- Prompt -
Where a line in the listing below contains the word "wielas", copy that line.

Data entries

--- begin ---

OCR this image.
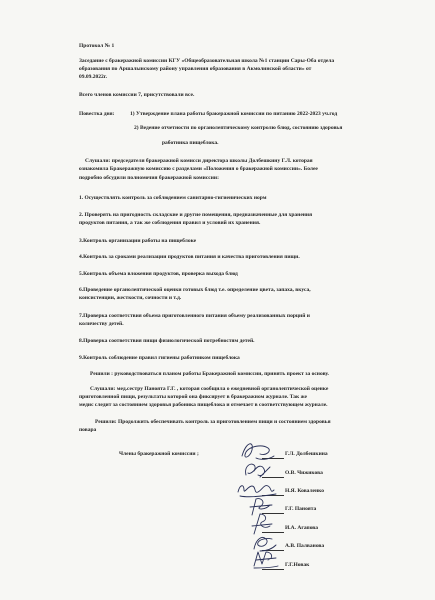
Протокол № 1
Заседание с бракеражной комиссии КГУ «Общеобразовательная школа №1 станции Сары-Оба отдела
образования по Аршалынскому району управления образования в Акмолинской области» от
09.09.2022г.
Всего членов комиссии 7, присутствовали все.
Повестка дня:	1) Утверждение плана работы бракеражной комиссии по питанию 2022-2023 уч.год
2) Ведение отчетности по органолептическому контролю блюд, состоянию здоровья
работника пищеблока.
Слушали: председателя бракеражной комисси директора школы Долбешкину Г.Л. которая
ознакомила Бракеражную комиссию с разделами «Положения о бракеражной комиссии». Более
подробно обсудили полномочия бракеражной комиссии:
1. Осуществлять контроль за соблюдением санитарно-гигиенических норм
2. Проверять на пригодность складские и другие помещения, предназначенные для хранения
продуктов питания, а так же соблюдения правил и условий их хранения.
3.Контроль организации работы на пищеблоке
4.Контроль за сроками реализации продуктов питания и качества приготовления пищи.
5.Контроль объема вложения продуктов, проверка выхода блюд
6.Проведение органолептической оценки готовых блюд т.е. определение цвета, запаха, вкуса,
консистенции, жесткости, сочности и т.д.
7.Проверка соответствия объема приготовленного питания объему реализованных порций и
количеству детей.
8.Проверка соответствия пищи физиологической потребностям детей.
9.Контроль соблюдение правил гигиены работником пищеблока
Решили : руководствоваться планом работы Бракеражной комиссии, принять проект за основу.
Слушали: мед.сестру Паноята Г.Г. , которая сообщила о ежедневной органолептической оценке
приготовленной пищи, результаты которой она фиксирует в бракеражном журнале. Так же
медис следит за состоянием здоровья рабоника пищеблока и отмечает в соответствующем журнале.
Решили: Продолжить обеспечивать контроль за приготовлением пищи и состоянием здоровья
повара
Члены бракеражной комиссии ;	Г.Л. Долбешкина
О.В. Чижикова
Н.Я. Коваленко
Г.Г. Паноята
И.А. Агапова
А.В. Палванова
Г.Г.Новак
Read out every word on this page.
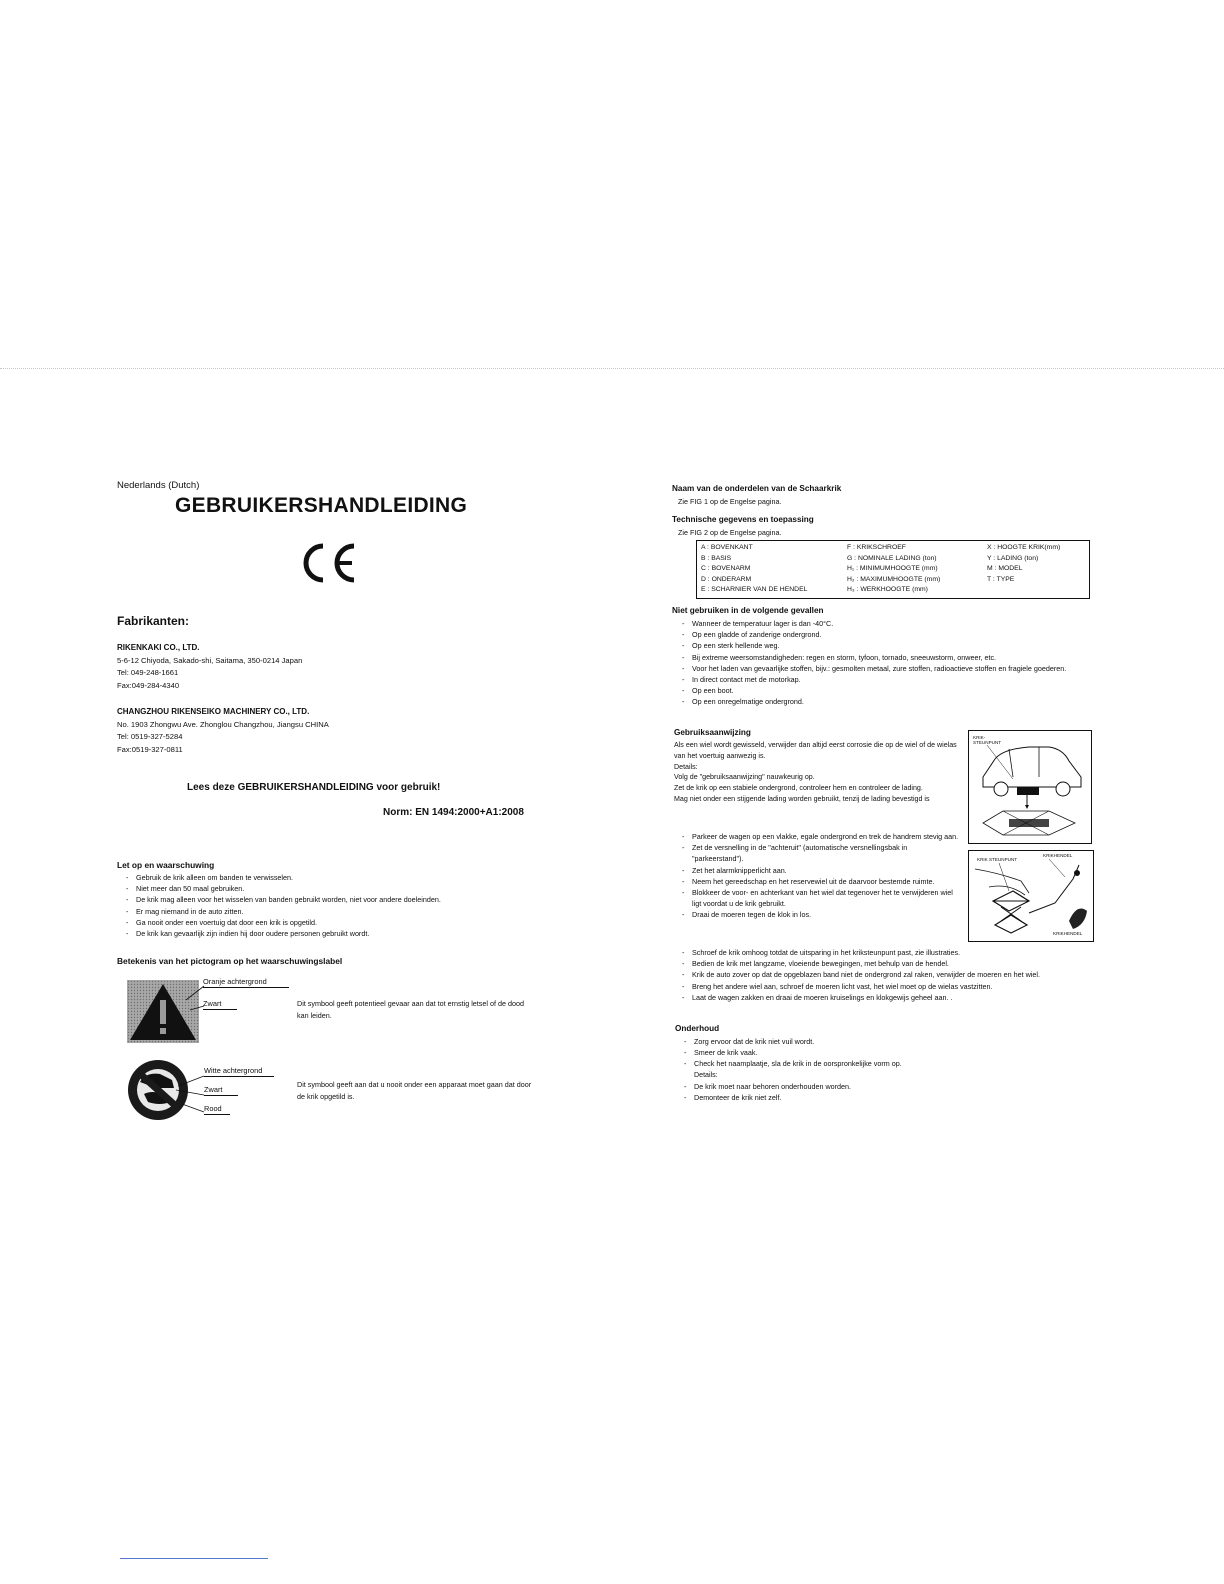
Nederlands (Dutch)
GEBRUIKERSHANDLEIDING
Fabrikanten:
RIKENKAKI CO., LTD.
5-6-12 Chiyoda, Sakado-shi, Saitama, 350-0214 Japan
Tel: 049-248-1661
Fax:049-284-4340
CHANGZHOU RIKENSEIKO MACHINERY CO., LTD.
No. 1903 Zhongwu Ave. Zhonglou Changzhou, Jiangsu CHINA
Tel: 0519-327-5284
Fax:0519-327-0811
Lees deze GEBRUIKERSHANDLEIDING voor gebruik!
Norm: EN 1494:2000+A1:2008
Let op en waarschuwing
- Gebruik de krik alleen om banden te verwisselen.
- Niet meer dan 50 maal gebruiken.
- De krik mag alleen voor het wisselen van banden gebruikt worden, niet voor andere doeleinden.
- Er mag niemand in de auto zitten.
- Ga nooit onder een voertuig dat door een krik is opgetild.
- De krik kan gevaarlijk zijn indien hij door oudere personen gebruikt wordt.
Betekenis van het pictogram op het waarschuwingslabel
Oranje achtergrond
Zwart	Dit symbool geeft potentieel gevaar aan dat tot ernstig letsel of de dood kan leiden.
Witte achtergrond
Zwart
Rood
Dit symbool geeft aan dat u nooit onder een apparaat moet gaan dat door de krik opgetild is.
Naam van de onderdelen van de Schaarkrik
Zie FIG 1 op de Engelse pagina.
Technische gegevens en toepassing
Zie FIG 2 op de Engelse pagina.
A : BOVENKANT
B : BASIS
C : BOVENARM
D : ONDERARM
E : SCHARNIER VAN DE HENDEL
F : KRIKSCHROEF
G : NOMINALE LADING (ton)
H₁ : MINIMUMHOOGTE (mm)
H₂ : MAXIMUMHOOGTE (mm)
H₃ : WERKHOOGTE (mm)
X : HOOGTE KRIK(mm)
Y : LADING (ton)
M : MODEL
T : TYPE
Niet gebruiken in de volgende gevallen
- Wanneer de temperatuur lager is dan -40°C.
- Op een gladde of zanderige ondergrond.
- Op een sterk hellende weg.
- Bij extreme weersomstandigheden: regen en storm, tyfoon, tornado, sneeuwstorm, onweer, etc.
- Voor het laden van gevaarlijke stoffen, bijv.: gesmolten metaal, zure stoffen, radioactieve stoffen en fragiele goederen.
- In direct contact met de motorkap.
- Op een boot.
- Op een onregelmatige ondergrond.
Gebruiksaanwijzing
Als een wiel wordt gewisseld, verwijder dan altijd eerst corrosie die op de wiel of de wielas van het voertuig aanwezig is.
Details:
Volg de "gebruiksaanwijzing" nauwkeurig op.
Zet de krik op een stabiele ondergrond, controleer hem en controleer de lading.
Mag niet onder een stijgende lading worden gebruikt, tenzij de lading bevestigd is
- Parkeer de wagen op een vlakke, egale ondergrond en trek de handrem stevig aan.
- Zet de versnelling in de "achteruit" (automatische versnellingsbak in "parkeerstand").
- Zet het alarmknipperlicht aan.
- Neem het gereedschap en het reservewiel uit de daarvoor bestemde ruimte.
- Blokkeer de voor- en achterkant van het wiel dat tegenover het te verwijderen wiel ligt voordat u de krik gebruikt.
- Draai de moeren tegen de klok in los.
- Schroef de krik omhoog totdat de uitsparing in het kriksteunpunt past, zie illustraties.
- Bedien de krik met langzame, vloeiende bewegingen, met behulp van de hendel.
- Krik de auto zover op dat de opgeblazen band niet de ondergrond zal raken, verwijder de moeren en het wiel.
- Breng het andere wiel aan, schroef de moeren licht vast, het wiel moet op de wielas vastzitten.
- Laat de wagen zakken en draai de moeren kruiselings en klokgewijs geheel aan. .
KRIK-STEUNPUNT
KRIK STEUNPUNT
KRIKHENDEL
KRIKHENDEL
Onderhoud
- Zorg ervoor dat de krik niet vuil wordt.
- Smeer de krik vaak.
- Check het naamplaatje, sla de krik in de oorspronkelijke vorm op.
Details:
- De krik moet naar behoren onderhouden worden.
- Demonteer de krik niet zelf.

--- end ---

- The answer -
Als een wiel wordt gewisseld, verwijder dan altijd eerst corrosie die op de wiel of de wielas van het voertuig aanwezig is.
- Breng het andere wiel aan, schroef de moeren licht vast, het wiel moet op de wielas vastzitten.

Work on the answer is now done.